Requirement:
The entire listing is to be repeated verbatim.

[start]

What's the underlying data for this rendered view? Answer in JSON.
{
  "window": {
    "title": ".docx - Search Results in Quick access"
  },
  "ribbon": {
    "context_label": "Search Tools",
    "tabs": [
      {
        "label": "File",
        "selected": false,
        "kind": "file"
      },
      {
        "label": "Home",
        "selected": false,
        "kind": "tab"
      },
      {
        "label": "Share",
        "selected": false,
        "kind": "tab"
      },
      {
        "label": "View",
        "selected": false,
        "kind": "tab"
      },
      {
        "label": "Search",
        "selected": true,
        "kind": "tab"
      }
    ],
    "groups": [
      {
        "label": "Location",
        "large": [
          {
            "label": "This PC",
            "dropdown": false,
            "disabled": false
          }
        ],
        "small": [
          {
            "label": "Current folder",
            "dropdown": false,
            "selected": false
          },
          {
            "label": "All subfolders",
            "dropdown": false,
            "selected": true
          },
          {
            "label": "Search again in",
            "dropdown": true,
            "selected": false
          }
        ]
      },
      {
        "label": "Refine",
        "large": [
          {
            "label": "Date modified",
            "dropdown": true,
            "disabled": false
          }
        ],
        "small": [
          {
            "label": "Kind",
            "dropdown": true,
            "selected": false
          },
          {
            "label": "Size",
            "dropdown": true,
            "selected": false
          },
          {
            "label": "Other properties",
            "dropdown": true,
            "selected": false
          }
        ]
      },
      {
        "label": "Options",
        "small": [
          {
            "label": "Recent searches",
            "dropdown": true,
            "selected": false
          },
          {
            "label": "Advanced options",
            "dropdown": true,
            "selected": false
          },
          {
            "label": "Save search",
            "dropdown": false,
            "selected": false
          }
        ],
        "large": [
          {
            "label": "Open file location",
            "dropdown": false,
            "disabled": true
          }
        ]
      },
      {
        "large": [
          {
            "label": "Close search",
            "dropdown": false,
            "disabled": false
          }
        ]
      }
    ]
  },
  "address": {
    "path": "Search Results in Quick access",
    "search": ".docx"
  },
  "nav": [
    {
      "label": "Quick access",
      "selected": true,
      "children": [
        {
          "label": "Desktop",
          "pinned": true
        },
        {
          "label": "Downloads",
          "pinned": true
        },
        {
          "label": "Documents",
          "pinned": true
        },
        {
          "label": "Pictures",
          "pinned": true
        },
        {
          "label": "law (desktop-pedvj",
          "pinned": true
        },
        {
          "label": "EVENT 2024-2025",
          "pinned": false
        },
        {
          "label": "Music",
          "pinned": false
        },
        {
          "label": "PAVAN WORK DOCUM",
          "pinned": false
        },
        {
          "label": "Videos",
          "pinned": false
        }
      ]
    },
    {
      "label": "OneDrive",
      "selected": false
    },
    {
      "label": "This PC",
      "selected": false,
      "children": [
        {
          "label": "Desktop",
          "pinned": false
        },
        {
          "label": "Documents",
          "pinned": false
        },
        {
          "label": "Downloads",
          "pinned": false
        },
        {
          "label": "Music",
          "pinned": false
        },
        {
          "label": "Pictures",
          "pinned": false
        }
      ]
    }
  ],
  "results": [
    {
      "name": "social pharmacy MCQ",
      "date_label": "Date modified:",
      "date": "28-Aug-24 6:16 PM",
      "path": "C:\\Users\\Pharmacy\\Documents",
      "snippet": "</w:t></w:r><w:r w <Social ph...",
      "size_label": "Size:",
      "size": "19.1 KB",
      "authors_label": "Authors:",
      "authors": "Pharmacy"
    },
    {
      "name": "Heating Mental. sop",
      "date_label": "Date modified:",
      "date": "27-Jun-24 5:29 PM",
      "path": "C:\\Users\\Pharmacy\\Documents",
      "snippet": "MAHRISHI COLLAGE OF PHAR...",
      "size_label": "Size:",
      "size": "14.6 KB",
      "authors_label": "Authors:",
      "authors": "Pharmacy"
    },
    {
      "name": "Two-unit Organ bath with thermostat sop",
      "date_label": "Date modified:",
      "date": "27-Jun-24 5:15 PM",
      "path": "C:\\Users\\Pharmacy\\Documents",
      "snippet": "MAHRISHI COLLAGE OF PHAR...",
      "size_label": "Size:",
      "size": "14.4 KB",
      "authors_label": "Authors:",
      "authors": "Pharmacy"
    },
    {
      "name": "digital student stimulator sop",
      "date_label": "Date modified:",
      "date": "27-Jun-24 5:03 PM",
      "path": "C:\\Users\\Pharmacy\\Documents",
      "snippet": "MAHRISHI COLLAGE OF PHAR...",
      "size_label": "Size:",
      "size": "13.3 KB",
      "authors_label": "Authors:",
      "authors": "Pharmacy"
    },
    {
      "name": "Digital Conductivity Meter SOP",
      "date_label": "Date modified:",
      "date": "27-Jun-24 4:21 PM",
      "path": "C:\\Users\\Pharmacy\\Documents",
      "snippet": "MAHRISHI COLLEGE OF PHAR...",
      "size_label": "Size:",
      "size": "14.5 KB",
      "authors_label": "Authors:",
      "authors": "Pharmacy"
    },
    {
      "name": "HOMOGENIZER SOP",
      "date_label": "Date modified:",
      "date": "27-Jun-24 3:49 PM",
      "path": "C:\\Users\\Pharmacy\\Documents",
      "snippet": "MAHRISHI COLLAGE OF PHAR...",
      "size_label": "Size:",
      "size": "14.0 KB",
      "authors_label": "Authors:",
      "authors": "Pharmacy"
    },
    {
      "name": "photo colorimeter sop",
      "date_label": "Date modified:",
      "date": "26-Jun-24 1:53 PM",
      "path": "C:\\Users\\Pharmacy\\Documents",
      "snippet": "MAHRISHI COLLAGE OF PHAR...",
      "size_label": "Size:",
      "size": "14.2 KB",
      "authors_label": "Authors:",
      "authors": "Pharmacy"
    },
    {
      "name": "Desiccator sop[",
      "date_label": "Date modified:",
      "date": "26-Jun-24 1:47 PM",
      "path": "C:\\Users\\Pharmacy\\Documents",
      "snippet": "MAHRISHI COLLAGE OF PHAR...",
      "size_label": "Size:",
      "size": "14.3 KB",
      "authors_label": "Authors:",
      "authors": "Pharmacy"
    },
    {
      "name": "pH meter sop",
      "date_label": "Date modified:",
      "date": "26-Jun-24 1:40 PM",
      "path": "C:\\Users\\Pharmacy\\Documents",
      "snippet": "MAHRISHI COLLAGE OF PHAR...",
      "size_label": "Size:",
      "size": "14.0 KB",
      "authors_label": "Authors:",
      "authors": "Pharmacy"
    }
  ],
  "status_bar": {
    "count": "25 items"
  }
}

[end]

Solved exercise:
What's the underlying data for this rendered view? Answer in JSON.
{
  "window": {
    "title": ".docx - Search Results in Quick access"
  },
  "ribbon": {
    "context_label": "Search Tools",
    "tabs": [
      {
        "label": "File",
        "selected": false,
        "kind": "file"
      },
      {
        "label": "Home",
        "selected": false,
        "kind": "tab"
      },
      {
        "label": "Share",
        "selected": false,
        "kind": "tab"
      },
      {
        "label": "View",
        "selected": false,
        "kind": "tab"
      },
      {
        "label": "Search",
        "selected": true,
        "kind": "tab"
      }
    ],
    "groups": [
      {
        "label": "Location",
        "large": [
          {
            "label": "This PC",
            "dropdown": false,
            "disabled": false
          }
        ],
        "small": [
          {
            "label": "Current folder",
            "dropdown": false,
            "selected": false
          },
          {
            "label": "All subfolders",
            "dropdown": false,
            "selected": true
          },
          {
            "label": "Search again in",
            "dropdown": true,
            "selected": false
          }
        ]
      },
      {
        "label": "Refine",
        "large": [
          {
            "label": "Date modified",
            "dropdown": true,
            "disabled": false
          }
        ],
        "small": [
          {
            "label": "Kind",
            "dropdown": true,
            "selected": false
          },
          {
            "label": "Size",
            "dropdown": true,
            "selected": false
          },
          {
            "label": "Other properties",
            "dropdown": true,
            "selected": false
          }
        ]
      },
      {
        "label": "Options",
        "small": [
          {
            "label": "Recent searches",
            "dropdown": true,
            "selected": false
          },
          {
            "label": "Advanced options",
            "dropdown": true,
            "selected": false
          },
          {
            "label": "Save search",
            "dropdown": false,
            "selected": false
          }
        ],
        "large": [
          {
            "label": "Open file location",
            "dropdown": false,
            "disabled": true
          }
        ]
      },
      {
        "large": [
          {
            "label": "Close search",
            "dropdown": false,
            "disabled": false
          }
        ]
      }
    ]
  },
  "address": {
    "path": "Search Results in Quick access",
    "search": ".docx"
  },
  "nav": [
    {
      "label": "Quick access",
      "selected": true,
      "children": [
        {
          "label": "Desktop",
          "pinned": true
        },
        {
          "label": "Downloads",
          "pinned": true
        },
        {
          "label": "Documents",
          "pinned": true
        },
        {
          "label": "Pictures",
          "pinned": true
        },
        {
          "label": "law (desktop-pedvj",
          "pinned": true
        },
        {
          "label": "EVENT 2024-2025",
          "pinned": false
        },
        {
          "label": "Music",
          "pinned": false
        },
        {
          "label": "PAVAN WORK DOCUM",
          "pinned": false
        },
        {
          "label": "Videos",
          "pinned": false
        }
      ]
    },
    {
      "label": "OneDrive",
      "selected": false
    },
    {
      "label": "This PC",
      "selected": false,
      "children": [
        {
          "label": "Desktop",
          "pinned": false
        },
        {
          "label": "Documents",
          "pinned": false
        },
        {
          "label": "Downloads",
          "pinned": false
        },
        {
          "label": "Music",
          "pinned": false
        },
        {
          "label": "Pictures",
          "pinned": false
        }
      ]
    }
  ],
  "results": [
    {
      "name": "social pharmacy MCQ",
      "date_label": "Date modified:",
      "date": "28-Aug-24 6:16 PM",
      "path": "C:\\Users\\Pharmacy\\Documents",
      "snippet": "</w:t></w:r><w:r w <Social ph...",
      "size_label": "Size:",
      "size": "19.1 KB",
      "authors_label": "Authors:",
      "authors": "Pharmacy"
    },
    {
      "name": "Heating Mental. sop",
      "date_label": "Date modified:",
      "date": "27-Jun-24 5:29 PM",
      "path": "C:\\Users\\Pharmacy\\Documents",
      "snippet": "MAHRISHI COLLAGE OF PHAR...",
      "size_label": "Size:",
      "size": "14.6 KB",
      "authors_label": "Authors:",
      "authors": "Pharmacy"
    },
    {
      "name": "Two-unit Organ bath with thermostat sop",
      "date_label": "Date modified:",
      "date": "27-Jun-24 5:15 PM",
      "path": "C:\\Users\\Pharmacy\\Documents",
      "snippet": "MAHRISHI COLLAGE OF PHAR...",
      "size_label": "Size:",
      "size": "14.4 KB",
      "authors_label": "Authors:",
      "authors": "Pharmacy"
    },
    {
      "name": "digital student stimulator sop",
      "date_label": "Date modified:",
      "date": "27-Jun-24 5:03 PM",
      "path": "C:\\Users\\Pharmacy\\Documents",
      "snippet": "MAHRISHI COLLAGE OF PHAR...",
      "size_label": "Size:",
      "size": "13.3 KB",
      "authors_label": "Authors:",
      "authors": "Pharmacy"
    },
    {
      "name": "Digital Conductivity Meter SOP",
      "date_label": "Date modified:",
      "date": "27-Jun-24 4:21 PM",
      "path": "C:\\Users\\Pharmacy\\Documents",
      "snippet": "MAHRISHI COLLEGE OF PHAR...",
      "size_label": "Size:",
      "size": "14.5 KB",
      "authors_label": "Authors:",
      "authors": "Pharmacy"
    },
    {
      "name": "HOMOGENIZER SOP",
      "date_label": "Date modified:",
      "date": "27-Jun-24 3:49 PM",
      "path": "C:\\Users\\Pharmacy\\Documents",
      "snippet": "MAHRISHI COLLAGE OF PHAR...",
      "size_label": "Size:",
      "size": "14.0 KB",
      "authors_label": "Authors:",
      "authors": "Pharmacy"
    },
    {
      "name": "photo colorimeter sop",
      "date_label": "Date modified:",
      "date": "26-Jun-24 1:53 PM",
      "path": "C:\\Users\\Pharmacy\\Documents",
      "snippet": "MAHRISHI COLLAGE OF PHAR...",
      "size_label": "Size:",
      "size": "14.2 KB",
      "authors_label": "Authors:",
      "authors": "Pharmacy"
    },
    {
      "name": "Desiccator sop[",
      "date_label": "Date modified:",
      "date": "26-Jun-24 1:47 PM",
      "path": "C:\\Users\\Pharmacy\\Documents",
      "snippet": "MAHRISHI COLLAGE OF PHAR...",
      "size_label": "Size:",
      "size": "14.3 KB",
      "authors_label": "Authors:",
      "authors": "Pharmacy"
    },
    {
      "name": "pH meter sop",
      "date_label": "Date modified:",
      "date": "26-Jun-24 1:40 PM",
      "path": "C:\\Users\\Pharmacy\\Documents",
      "snippet": "MAHRISHI COLLAGE OF PHAR...",
      "size_label": "Size:",
      "size": "14.0 KB",
      "authors_label": "Authors:",
      "authors": "Pharmacy"
    }
  ],
  "status_bar": {
    "count": "25 items"
  }
}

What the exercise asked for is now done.